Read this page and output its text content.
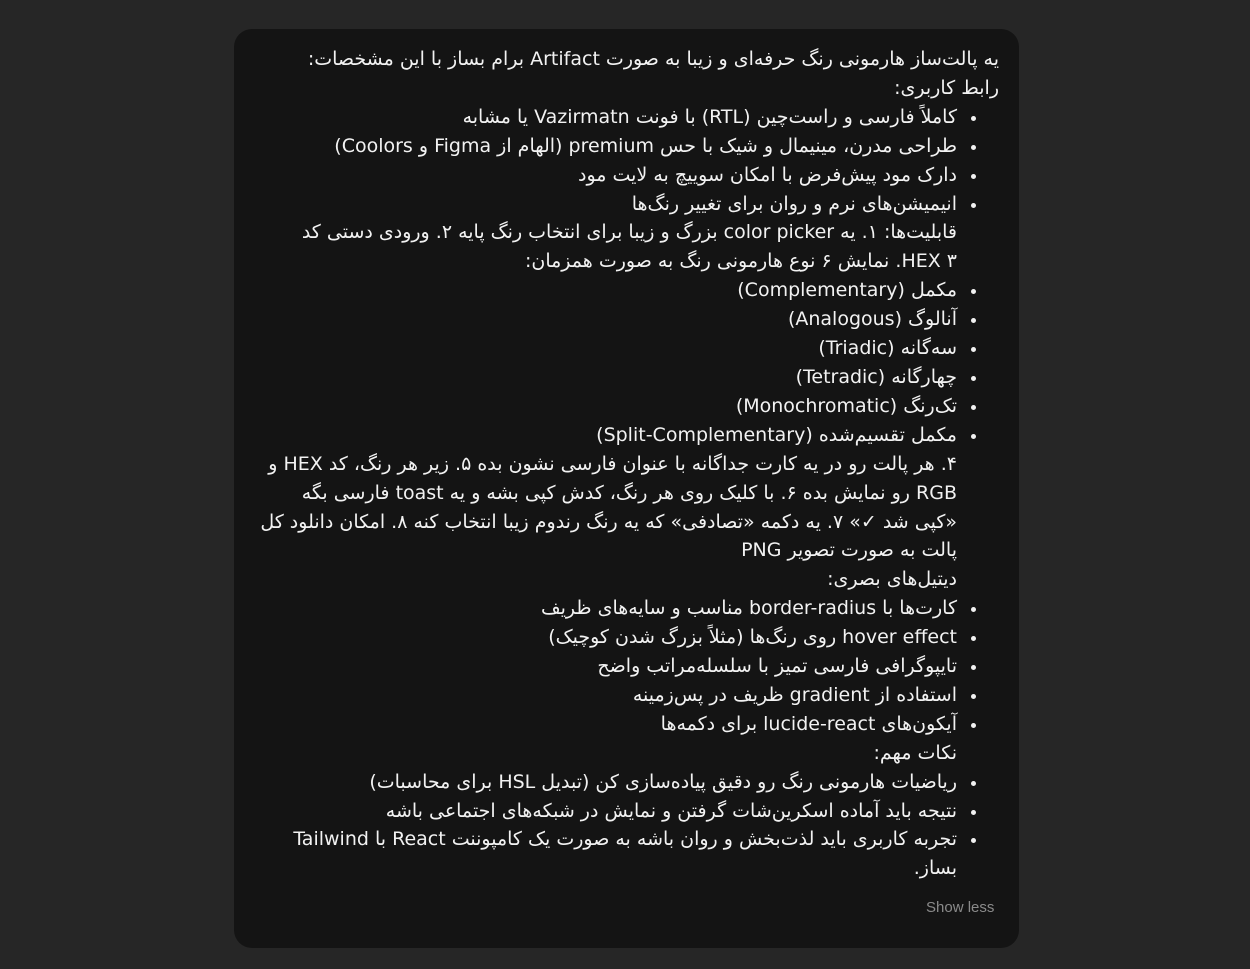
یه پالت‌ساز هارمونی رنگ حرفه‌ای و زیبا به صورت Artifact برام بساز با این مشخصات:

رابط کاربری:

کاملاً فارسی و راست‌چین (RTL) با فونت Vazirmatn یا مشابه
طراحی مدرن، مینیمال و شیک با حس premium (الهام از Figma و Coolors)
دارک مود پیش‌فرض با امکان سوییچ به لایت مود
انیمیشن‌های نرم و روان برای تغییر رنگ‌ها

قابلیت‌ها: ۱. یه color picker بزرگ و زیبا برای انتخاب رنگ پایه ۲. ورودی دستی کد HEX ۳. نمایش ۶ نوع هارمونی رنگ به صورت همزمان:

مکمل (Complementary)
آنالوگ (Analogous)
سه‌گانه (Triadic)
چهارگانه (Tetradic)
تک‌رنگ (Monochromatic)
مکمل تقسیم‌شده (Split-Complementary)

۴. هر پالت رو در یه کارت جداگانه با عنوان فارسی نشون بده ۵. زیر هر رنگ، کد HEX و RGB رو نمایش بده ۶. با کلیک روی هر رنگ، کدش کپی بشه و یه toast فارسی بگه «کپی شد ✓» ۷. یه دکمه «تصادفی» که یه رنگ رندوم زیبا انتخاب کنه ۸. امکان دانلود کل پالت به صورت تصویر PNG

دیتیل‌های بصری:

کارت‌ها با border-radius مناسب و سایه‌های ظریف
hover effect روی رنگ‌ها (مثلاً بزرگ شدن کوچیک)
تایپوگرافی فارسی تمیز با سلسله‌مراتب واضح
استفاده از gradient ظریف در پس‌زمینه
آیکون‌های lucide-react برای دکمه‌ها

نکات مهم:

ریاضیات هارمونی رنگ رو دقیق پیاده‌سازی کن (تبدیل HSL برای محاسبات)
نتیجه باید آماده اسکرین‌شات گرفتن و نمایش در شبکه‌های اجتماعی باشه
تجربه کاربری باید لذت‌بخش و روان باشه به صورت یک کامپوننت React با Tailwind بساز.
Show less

**What is expected**
Copy the records exactly. Skip the pictures.

**Exercise solution**
Read this page and output its text content.
یه پالت‌ساز هارمونی رنگ حرفه‌ای و زیبا به صورت Artifact برام بساز با این مشخصات:

رابط کاربری:

کاملاً فارسی و راست‌چین (RTL) با فونت Vazirmatn یا مشابه
طراحی مدرن، مینیمال و شیک با حس premium (الهام از Figma و Coolors)
دارک مود پیش‌فرض با امکان سوییچ به لایت مود
انیمیشن‌های نرم و روان برای تغییر رنگ‌ها

قابلیت‌ها: ۱. یه color picker بزرگ و زیبا برای انتخاب رنگ پایه ۲. ورودی دستی کد HEX ۳. نمایش ۶ نوع هارمونی رنگ به صورت همزمان:

مکمل (Complementary)
آنالوگ (Analogous)
سه‌گانه (Triadic)
چهارگانه (Tetradic)
تک‌رنگ (Monochromatic)
مکمل تقسیم‌شده (Split-Complementary)

۴. هر پالت رو در یه کارت جداگانه با عنوان فارسی نشون بده ۵. زیر هر رنگ، کد HEX و RGB رو نمایش بده ۶. با کلیک روی هر رنگ، کدش کپی بشه و یه toast فارسی بگه «کپی شد ✓» ۷. یه دکمه «تصادفی» که یه رنگ رندوم زیبا انتخاب کنه ۸. امکان دانلود کل پالت به صورت تصویر PNG

دیتیل‌های بصری:

کارت‌ها با border-radius مناسب و سایه‌های ظریف
hover effect روی رنگ‌ها (مثلاً بزرگ شدن کوچیک)
تایپوگرافی فارسی تمیز با سلسله‌مراتب واضح
استفاده از gradient ظریف در پس‌زمینه
آیکون‌های lucide-react برای دکمه‌ها

نکات مهم:

ریاضیات هارمونی رنگ رو دقیق پیاده‌سازی کن (تبدیل HSL برای محاسبات)
نتیجه باید آماده اسکرین‌شات گرفتن و نمایش در شبکه‌های اجتماعی باشه
تجربه کاربری باید لذت‌بخش و روان باشه به صورت یک کامپوننت React با Tailwind بساز.
Show less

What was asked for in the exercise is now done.